**MATERIAL FOR THIS EXERCISE**
+ + + + + + +

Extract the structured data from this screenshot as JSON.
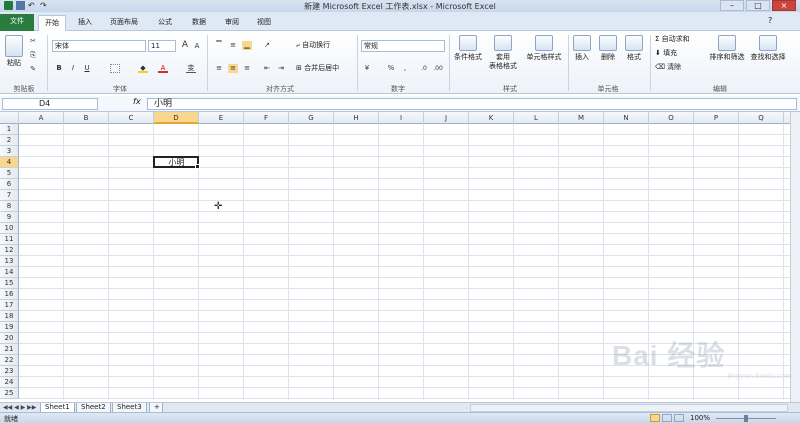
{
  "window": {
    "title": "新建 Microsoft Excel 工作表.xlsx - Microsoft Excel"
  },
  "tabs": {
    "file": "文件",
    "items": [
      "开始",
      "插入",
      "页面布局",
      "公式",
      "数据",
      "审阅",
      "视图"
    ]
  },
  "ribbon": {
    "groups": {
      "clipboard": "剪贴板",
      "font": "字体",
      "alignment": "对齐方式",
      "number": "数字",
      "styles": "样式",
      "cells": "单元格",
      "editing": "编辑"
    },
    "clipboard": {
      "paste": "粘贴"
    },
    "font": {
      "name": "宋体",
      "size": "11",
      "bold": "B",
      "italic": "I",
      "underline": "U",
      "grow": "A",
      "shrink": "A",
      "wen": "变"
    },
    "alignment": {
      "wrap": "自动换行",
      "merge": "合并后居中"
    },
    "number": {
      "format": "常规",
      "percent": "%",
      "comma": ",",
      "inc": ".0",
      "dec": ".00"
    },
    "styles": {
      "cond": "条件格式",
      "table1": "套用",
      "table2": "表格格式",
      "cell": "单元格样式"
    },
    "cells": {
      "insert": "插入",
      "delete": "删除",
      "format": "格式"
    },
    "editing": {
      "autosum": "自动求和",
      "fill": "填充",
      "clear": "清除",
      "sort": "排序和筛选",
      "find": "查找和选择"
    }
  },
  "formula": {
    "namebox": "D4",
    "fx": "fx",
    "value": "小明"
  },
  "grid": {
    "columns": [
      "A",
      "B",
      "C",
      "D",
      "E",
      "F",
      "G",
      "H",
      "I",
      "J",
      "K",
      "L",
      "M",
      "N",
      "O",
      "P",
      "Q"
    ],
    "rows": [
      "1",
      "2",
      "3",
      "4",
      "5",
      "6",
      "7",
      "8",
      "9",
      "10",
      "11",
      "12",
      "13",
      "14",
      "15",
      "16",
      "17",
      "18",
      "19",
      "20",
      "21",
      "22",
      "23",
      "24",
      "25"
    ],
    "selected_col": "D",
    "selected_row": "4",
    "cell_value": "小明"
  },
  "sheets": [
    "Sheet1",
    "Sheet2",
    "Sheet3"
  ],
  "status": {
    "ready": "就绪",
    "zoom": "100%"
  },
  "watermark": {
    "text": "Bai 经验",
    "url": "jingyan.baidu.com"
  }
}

+ + + + + + +

**CHALLENGE**
Your task is an exact transcription of all the data, minus the pictures.

**WRITTEN REPLY**
Extract the structured data from this screenshot as JSON.
{
  "window": {
    "title": "新建 Microsoft Excel 工作表.xlsx - Microsoft Excel"
  },
  "tabs": {
    "file": "文件",
    "items": [
      "开始",
      "插入",
      "页面布局",
      "公式",
      "数据",
      "审阅",
      "视图"
    ]
  },
  "ribbon": {
    "groups": {
      "clipboard": "剪贴板",
      "font": "字体",
      "alignment": "对齐方式",
      "number": "数字",
      "styles": "样式",
      "cells": "单元格",
      "editing": "编辑"
    },
    "clipboard": {
      "paste": "粘贴"
    },
    "font": {
      "name": "宋体",
      "size": "11",
      "bold": "B",
      "italic": "I",
      "underline": "U",
      "grow": "A",
      "shrink": "A",
      "wen": "变"
    },
    "alignment": {
      "wrap": "自动换行",
      "merge": "合并后居中"
    },
    "number": {
      "format": "常规",
      "percent": "%",
      "comma": ",",
      "inc": ".0",
      "dec": ".00"
    },
    "styles": {
      "cond": "条件格式",
      "table1": "套用",
      "table2": "表格格式",
      "cell": "单元格样式"
    },
    "cells": {
      "insert": "插入",
      "delete": "删除",
      "format": "格式"
    },
    "editing": {
      "autosum": "自动求和",
      "fill": "填充",
      "clear": "清除",
      "sort": "排序和筛选",
      "find": "查找和选择"
    }
  },
  "formula": {
    "namebox": "D4",
    "fx": "fx",
    "value": "小明"
  },
  "grid": {
    "columns": [
      "A",
      "B",
      "C",
      "D",
      "E",
      "F",
      "G",
      "H",
      "I",
      "J",
      "K",
      "L",
      "M",
      "N",
      "O",
      "P",
      "Q"
    ],
    "rows": [
      "1",
      "2",
      "3",
      "4",
      "5",
      "6",
      "7",
      "8",
      "9",
      "10",
      "11",
      "12",
      "13",
      "14",
      "15",
      "16",
      "17",
      "18",
      "19",
      "20",
      "21",
      "22",
      "23",
      "24",
      "25"
    ],
    "selected_col": "D",
    "selected_row": "4",
    "cell_value": "小明"
  },
  "sheets": [
    "Sheet1",
    "Sheet2",
    "Sheet3"
  ],
  "status": {
    "ready": "就绪",
    "zoom": "100%"
  },
  "watermark": {
    "text": "Bai 经验",
    "url": "jingyan.baidu.com"
  }
}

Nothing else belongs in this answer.